→ Dataset items:
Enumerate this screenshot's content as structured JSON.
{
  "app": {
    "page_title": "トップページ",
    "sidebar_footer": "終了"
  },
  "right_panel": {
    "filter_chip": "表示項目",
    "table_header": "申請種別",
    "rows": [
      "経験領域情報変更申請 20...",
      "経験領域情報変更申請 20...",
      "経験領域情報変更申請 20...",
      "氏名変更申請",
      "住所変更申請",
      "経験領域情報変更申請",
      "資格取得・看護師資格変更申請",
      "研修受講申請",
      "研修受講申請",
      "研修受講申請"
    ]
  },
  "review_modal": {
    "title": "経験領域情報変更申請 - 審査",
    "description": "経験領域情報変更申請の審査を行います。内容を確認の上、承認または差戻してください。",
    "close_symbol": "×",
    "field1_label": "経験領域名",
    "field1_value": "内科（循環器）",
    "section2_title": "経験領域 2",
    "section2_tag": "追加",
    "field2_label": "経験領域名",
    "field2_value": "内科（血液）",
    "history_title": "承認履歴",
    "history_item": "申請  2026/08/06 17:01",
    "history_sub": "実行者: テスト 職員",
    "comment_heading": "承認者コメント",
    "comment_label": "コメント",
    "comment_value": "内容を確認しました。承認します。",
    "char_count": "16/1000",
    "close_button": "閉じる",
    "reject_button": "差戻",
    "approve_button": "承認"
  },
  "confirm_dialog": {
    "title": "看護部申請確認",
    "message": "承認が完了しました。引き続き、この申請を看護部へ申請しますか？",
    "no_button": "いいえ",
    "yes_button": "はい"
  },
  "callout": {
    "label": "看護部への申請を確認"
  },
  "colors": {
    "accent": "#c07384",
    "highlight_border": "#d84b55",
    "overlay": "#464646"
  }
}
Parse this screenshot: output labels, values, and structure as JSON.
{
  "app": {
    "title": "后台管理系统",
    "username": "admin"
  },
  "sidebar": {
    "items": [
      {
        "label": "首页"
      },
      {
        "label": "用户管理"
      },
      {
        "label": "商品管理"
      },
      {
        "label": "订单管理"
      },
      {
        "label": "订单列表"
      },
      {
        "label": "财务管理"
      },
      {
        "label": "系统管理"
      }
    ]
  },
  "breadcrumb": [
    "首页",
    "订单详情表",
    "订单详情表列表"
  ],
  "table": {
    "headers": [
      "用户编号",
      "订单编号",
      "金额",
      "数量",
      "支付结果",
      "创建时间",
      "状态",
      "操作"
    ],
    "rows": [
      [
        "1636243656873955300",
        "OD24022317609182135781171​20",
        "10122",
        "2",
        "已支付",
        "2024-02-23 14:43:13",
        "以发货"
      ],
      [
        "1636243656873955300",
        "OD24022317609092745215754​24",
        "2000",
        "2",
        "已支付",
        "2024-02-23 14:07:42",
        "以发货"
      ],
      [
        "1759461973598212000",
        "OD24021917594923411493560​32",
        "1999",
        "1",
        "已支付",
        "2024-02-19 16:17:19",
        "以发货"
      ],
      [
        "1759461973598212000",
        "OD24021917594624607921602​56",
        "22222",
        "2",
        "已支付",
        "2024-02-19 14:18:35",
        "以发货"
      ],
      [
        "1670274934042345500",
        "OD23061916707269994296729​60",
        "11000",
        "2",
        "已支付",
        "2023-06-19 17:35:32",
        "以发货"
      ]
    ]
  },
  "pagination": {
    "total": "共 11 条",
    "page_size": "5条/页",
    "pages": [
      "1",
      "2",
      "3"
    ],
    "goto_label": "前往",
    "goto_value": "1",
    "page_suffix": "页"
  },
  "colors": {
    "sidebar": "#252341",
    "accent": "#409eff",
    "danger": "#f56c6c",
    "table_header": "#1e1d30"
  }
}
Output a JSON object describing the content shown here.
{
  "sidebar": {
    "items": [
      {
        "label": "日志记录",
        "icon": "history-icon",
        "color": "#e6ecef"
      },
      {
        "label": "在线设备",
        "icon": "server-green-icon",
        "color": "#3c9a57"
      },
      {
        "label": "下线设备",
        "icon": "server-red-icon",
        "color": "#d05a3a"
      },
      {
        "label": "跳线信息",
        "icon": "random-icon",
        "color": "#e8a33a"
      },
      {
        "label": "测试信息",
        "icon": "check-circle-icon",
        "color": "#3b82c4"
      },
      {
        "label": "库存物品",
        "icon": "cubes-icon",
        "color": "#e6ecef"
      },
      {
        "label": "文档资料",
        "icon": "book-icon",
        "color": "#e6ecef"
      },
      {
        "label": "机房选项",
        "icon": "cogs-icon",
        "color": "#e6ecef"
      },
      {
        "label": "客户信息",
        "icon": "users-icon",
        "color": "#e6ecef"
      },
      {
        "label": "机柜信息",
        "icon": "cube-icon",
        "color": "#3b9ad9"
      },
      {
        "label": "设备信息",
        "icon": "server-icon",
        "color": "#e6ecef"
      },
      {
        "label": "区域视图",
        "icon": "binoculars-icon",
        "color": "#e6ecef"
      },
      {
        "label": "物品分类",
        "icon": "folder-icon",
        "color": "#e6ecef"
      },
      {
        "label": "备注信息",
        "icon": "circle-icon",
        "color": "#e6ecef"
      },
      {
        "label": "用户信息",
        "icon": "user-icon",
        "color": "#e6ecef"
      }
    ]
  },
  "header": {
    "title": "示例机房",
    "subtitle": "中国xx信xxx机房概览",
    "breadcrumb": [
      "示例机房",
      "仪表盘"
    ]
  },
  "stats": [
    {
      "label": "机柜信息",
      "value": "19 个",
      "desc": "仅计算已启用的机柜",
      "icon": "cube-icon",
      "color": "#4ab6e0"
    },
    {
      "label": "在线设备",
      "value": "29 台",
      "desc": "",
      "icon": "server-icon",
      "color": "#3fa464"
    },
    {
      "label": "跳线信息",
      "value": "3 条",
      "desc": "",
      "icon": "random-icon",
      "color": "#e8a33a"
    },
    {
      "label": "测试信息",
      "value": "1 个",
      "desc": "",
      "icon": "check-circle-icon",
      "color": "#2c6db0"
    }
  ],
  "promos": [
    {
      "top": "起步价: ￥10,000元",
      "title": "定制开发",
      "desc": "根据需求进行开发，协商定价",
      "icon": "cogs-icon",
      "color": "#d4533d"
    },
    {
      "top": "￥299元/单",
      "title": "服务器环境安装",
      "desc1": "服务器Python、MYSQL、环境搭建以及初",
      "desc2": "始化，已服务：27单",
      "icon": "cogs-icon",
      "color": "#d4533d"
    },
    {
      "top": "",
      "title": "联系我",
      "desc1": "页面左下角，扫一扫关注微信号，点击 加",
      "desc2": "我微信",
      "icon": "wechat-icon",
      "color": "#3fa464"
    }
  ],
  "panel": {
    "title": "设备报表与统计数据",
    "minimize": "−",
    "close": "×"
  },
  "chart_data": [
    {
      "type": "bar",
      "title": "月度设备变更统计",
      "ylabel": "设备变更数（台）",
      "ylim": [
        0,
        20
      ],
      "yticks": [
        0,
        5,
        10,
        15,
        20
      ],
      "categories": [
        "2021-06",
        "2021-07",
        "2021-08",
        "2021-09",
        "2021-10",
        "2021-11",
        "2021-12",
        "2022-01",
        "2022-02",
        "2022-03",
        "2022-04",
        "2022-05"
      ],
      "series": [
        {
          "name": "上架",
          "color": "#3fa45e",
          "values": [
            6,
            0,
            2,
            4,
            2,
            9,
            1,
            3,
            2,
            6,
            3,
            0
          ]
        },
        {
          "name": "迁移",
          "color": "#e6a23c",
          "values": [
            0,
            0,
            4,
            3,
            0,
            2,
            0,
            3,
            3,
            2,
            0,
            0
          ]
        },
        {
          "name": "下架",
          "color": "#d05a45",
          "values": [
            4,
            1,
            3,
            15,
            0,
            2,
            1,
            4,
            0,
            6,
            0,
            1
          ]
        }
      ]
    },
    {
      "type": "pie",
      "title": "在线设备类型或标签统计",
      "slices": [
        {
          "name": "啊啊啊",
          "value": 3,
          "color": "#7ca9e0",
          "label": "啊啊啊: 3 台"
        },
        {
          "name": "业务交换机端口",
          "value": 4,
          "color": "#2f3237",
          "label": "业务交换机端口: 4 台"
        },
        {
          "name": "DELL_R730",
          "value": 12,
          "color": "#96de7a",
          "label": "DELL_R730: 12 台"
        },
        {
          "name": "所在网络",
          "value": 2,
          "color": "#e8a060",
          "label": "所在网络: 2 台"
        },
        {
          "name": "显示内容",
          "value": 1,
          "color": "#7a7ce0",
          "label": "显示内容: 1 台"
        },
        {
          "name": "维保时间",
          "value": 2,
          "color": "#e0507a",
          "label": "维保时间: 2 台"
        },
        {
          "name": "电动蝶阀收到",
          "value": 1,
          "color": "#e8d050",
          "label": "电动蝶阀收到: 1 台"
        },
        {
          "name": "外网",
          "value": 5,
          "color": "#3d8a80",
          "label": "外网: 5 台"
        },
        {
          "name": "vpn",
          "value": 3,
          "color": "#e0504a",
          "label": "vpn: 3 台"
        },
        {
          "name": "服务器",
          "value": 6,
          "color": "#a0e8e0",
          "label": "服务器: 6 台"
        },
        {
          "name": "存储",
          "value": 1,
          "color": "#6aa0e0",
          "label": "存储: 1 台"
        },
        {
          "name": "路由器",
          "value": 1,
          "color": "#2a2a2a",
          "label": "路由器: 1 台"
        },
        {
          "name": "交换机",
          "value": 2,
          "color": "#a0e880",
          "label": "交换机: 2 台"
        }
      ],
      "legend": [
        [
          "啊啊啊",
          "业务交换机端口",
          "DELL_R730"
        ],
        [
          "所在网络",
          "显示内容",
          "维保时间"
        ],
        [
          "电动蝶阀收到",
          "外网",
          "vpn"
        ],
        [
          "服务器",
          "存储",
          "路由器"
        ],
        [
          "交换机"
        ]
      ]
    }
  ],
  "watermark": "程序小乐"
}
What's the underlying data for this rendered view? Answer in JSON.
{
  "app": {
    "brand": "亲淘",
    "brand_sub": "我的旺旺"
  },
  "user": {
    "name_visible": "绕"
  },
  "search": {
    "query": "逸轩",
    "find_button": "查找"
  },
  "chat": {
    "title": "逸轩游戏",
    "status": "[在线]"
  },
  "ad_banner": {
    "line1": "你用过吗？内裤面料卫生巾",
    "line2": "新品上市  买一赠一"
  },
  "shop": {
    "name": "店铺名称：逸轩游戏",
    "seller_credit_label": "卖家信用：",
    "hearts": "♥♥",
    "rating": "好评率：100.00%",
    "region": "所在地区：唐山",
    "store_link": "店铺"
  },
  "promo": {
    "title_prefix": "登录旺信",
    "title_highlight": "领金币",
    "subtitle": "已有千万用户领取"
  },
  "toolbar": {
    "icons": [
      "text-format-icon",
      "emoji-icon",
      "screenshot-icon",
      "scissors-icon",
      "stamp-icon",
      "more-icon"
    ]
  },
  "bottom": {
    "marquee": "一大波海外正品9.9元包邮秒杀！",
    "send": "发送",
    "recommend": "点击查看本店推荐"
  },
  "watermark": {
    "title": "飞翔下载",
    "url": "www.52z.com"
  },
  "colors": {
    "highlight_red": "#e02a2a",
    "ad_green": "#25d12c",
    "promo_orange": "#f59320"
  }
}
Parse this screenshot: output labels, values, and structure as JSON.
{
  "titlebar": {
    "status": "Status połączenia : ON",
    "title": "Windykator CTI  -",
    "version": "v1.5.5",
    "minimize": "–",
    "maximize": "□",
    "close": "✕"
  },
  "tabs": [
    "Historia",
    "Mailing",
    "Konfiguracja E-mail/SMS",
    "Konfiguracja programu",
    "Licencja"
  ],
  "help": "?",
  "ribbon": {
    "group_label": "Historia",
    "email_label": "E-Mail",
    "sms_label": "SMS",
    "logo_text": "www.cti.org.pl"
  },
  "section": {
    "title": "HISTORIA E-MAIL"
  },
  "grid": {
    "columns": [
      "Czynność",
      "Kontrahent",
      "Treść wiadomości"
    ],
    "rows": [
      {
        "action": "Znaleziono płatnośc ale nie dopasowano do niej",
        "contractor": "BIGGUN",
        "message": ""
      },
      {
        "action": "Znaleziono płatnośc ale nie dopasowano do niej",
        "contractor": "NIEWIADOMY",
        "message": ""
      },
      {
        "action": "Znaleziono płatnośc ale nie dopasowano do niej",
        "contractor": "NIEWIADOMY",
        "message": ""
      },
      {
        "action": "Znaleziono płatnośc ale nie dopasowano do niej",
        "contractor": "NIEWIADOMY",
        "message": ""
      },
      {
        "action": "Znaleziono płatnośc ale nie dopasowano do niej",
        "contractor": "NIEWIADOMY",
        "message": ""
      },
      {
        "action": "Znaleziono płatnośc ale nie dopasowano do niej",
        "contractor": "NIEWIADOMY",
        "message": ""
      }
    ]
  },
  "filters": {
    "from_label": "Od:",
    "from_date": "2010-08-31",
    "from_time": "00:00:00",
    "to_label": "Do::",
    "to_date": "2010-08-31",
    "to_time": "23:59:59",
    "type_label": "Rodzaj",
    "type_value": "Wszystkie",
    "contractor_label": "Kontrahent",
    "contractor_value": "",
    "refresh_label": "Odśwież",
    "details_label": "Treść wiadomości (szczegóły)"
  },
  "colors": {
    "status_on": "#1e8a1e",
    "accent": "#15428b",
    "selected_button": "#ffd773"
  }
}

→ Task details: Where a line above contains the string "content", copy that line.

→ Result of the exercise:
Enumerate this screenshot's content as structured JSON.
Output a JSON object describing the content shown here.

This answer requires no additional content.